What the task requires —
Extract, from the listing that follows, each line containing the word "post".

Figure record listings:
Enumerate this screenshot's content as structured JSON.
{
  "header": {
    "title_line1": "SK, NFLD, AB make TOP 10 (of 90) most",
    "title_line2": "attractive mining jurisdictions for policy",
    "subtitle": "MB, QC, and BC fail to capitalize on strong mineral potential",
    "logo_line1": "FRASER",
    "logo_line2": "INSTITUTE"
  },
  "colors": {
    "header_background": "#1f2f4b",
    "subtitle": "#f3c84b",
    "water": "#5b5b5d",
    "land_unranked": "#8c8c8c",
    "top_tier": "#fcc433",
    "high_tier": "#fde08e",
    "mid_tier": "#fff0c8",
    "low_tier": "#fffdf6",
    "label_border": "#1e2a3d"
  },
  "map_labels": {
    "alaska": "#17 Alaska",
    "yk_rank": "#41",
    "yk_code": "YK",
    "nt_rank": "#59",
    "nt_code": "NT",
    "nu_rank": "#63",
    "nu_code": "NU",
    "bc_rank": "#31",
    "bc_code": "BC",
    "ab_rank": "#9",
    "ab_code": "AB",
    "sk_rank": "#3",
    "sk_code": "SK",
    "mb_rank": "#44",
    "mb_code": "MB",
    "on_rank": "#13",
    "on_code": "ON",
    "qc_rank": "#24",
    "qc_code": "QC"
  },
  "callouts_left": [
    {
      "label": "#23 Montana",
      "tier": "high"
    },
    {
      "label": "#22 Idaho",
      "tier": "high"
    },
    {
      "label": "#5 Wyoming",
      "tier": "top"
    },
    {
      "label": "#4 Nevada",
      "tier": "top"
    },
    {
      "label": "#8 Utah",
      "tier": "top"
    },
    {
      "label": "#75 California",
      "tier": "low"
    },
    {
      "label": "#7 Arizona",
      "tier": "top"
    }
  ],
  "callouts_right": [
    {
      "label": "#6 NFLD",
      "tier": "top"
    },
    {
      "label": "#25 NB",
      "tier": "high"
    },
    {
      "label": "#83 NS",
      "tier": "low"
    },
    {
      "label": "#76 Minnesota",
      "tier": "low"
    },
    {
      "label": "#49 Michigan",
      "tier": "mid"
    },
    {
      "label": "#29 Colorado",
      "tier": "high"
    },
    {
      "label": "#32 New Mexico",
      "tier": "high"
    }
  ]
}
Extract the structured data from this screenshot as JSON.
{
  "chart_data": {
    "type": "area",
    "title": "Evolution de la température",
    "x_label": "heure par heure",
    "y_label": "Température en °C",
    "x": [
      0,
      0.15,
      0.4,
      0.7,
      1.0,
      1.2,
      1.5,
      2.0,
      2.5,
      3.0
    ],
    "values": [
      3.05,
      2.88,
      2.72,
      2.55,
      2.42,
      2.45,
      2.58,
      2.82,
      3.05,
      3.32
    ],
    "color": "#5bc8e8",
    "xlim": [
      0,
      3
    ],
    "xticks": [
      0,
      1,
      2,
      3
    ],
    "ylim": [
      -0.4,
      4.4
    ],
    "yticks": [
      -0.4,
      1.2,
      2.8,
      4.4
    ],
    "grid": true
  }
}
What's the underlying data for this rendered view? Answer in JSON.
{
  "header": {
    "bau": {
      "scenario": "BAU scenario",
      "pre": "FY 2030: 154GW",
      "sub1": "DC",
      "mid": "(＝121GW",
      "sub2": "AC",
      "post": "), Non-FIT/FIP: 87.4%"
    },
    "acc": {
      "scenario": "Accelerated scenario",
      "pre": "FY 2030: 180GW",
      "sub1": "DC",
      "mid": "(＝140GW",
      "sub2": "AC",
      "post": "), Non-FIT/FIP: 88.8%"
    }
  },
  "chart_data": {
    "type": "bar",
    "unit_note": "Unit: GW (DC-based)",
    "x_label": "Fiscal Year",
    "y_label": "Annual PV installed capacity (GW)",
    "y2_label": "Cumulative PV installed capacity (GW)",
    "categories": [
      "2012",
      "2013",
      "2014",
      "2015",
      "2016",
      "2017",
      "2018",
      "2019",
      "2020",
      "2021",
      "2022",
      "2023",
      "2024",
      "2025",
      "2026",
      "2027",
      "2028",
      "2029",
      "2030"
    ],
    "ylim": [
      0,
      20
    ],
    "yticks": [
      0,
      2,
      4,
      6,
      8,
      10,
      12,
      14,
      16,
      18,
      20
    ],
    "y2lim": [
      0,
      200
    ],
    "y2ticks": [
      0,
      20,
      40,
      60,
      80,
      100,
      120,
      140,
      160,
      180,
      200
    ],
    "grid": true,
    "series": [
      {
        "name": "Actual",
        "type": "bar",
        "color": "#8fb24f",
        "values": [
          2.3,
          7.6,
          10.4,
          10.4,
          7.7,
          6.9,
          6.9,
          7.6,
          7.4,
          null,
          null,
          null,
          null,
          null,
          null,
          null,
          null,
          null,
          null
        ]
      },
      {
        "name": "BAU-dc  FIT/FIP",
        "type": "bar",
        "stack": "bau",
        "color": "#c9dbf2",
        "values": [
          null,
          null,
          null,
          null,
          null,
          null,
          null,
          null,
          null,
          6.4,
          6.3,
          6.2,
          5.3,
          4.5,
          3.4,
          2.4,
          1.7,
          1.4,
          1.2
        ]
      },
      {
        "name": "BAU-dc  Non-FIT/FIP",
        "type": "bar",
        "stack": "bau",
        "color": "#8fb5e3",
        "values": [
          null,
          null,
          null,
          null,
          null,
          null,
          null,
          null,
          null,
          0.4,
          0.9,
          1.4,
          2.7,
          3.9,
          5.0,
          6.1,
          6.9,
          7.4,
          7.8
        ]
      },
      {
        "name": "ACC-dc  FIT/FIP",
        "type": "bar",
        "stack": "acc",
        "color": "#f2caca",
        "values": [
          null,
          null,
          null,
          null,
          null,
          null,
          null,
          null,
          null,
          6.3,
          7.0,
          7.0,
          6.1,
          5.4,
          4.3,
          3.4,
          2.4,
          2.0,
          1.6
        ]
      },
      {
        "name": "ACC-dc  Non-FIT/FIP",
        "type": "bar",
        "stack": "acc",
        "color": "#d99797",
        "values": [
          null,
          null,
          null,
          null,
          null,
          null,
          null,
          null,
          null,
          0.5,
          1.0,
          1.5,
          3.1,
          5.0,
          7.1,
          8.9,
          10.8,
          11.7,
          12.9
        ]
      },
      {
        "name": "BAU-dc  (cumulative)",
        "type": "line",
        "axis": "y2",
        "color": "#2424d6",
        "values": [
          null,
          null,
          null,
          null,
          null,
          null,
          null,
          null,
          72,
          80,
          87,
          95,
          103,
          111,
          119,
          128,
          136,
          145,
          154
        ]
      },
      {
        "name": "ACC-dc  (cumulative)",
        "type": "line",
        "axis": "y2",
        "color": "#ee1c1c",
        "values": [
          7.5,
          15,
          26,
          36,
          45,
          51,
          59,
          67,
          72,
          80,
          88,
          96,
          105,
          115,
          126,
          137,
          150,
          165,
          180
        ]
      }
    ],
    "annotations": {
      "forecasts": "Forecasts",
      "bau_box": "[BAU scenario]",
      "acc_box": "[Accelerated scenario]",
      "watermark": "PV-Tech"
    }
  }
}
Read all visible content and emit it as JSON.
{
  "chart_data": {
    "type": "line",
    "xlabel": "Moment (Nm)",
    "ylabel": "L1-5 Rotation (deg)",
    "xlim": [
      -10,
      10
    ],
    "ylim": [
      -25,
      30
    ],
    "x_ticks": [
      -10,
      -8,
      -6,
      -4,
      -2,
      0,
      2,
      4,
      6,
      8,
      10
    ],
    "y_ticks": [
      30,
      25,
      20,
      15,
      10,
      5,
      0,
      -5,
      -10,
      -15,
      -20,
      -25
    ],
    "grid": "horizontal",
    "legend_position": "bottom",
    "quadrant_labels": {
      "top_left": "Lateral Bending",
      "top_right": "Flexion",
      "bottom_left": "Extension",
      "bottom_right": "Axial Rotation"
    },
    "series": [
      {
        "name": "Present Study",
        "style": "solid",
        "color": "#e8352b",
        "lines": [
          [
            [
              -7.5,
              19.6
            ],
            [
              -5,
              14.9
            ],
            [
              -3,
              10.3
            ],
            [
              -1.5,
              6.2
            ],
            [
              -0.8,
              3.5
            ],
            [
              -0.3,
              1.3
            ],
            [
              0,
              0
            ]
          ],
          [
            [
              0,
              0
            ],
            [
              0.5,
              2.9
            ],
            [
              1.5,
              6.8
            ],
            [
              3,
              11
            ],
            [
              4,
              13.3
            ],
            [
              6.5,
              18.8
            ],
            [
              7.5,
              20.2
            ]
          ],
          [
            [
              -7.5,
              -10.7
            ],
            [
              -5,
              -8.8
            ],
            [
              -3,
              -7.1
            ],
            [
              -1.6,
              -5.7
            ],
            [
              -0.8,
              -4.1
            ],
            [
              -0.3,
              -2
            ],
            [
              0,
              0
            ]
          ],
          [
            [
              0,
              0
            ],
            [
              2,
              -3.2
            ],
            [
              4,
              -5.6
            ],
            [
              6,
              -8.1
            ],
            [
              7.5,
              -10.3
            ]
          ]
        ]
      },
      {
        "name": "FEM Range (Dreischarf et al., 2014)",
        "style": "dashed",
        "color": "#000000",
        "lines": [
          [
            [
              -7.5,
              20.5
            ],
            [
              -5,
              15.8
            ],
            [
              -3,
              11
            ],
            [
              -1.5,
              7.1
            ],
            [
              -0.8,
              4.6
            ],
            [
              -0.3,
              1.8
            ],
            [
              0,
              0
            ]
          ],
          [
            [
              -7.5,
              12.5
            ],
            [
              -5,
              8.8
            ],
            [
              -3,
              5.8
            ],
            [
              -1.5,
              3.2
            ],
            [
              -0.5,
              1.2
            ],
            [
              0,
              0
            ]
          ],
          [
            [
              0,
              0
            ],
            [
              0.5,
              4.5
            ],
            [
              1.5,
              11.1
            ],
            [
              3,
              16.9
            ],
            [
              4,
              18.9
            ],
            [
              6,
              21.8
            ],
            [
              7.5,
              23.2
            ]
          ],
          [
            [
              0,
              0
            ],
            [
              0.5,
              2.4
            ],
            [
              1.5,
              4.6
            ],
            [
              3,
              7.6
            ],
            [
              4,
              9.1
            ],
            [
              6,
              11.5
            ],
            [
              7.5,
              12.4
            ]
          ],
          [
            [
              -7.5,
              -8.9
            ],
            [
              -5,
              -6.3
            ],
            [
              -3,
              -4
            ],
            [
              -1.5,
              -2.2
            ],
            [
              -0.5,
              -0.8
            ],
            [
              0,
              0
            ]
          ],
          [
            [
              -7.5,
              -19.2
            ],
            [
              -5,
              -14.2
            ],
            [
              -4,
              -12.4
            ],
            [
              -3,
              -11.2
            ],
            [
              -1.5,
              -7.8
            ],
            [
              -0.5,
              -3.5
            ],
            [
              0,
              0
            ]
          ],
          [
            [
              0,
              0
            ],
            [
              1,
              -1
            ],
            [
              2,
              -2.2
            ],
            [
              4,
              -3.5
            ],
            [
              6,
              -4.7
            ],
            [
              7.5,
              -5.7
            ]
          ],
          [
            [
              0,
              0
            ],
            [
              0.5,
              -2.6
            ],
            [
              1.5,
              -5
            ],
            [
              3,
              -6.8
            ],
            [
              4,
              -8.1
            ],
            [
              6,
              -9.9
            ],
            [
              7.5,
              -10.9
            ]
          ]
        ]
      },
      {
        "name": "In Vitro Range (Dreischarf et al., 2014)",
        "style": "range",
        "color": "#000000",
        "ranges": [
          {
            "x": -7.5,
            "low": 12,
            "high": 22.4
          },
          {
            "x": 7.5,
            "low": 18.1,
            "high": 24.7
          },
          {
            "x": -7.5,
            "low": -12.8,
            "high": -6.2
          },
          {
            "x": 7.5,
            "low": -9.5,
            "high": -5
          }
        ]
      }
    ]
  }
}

Solution to this problem —
      "post": "), Non-FIT/FIP: 87.4%"
      "post": "), Non-FIT/FIP: 88.8%"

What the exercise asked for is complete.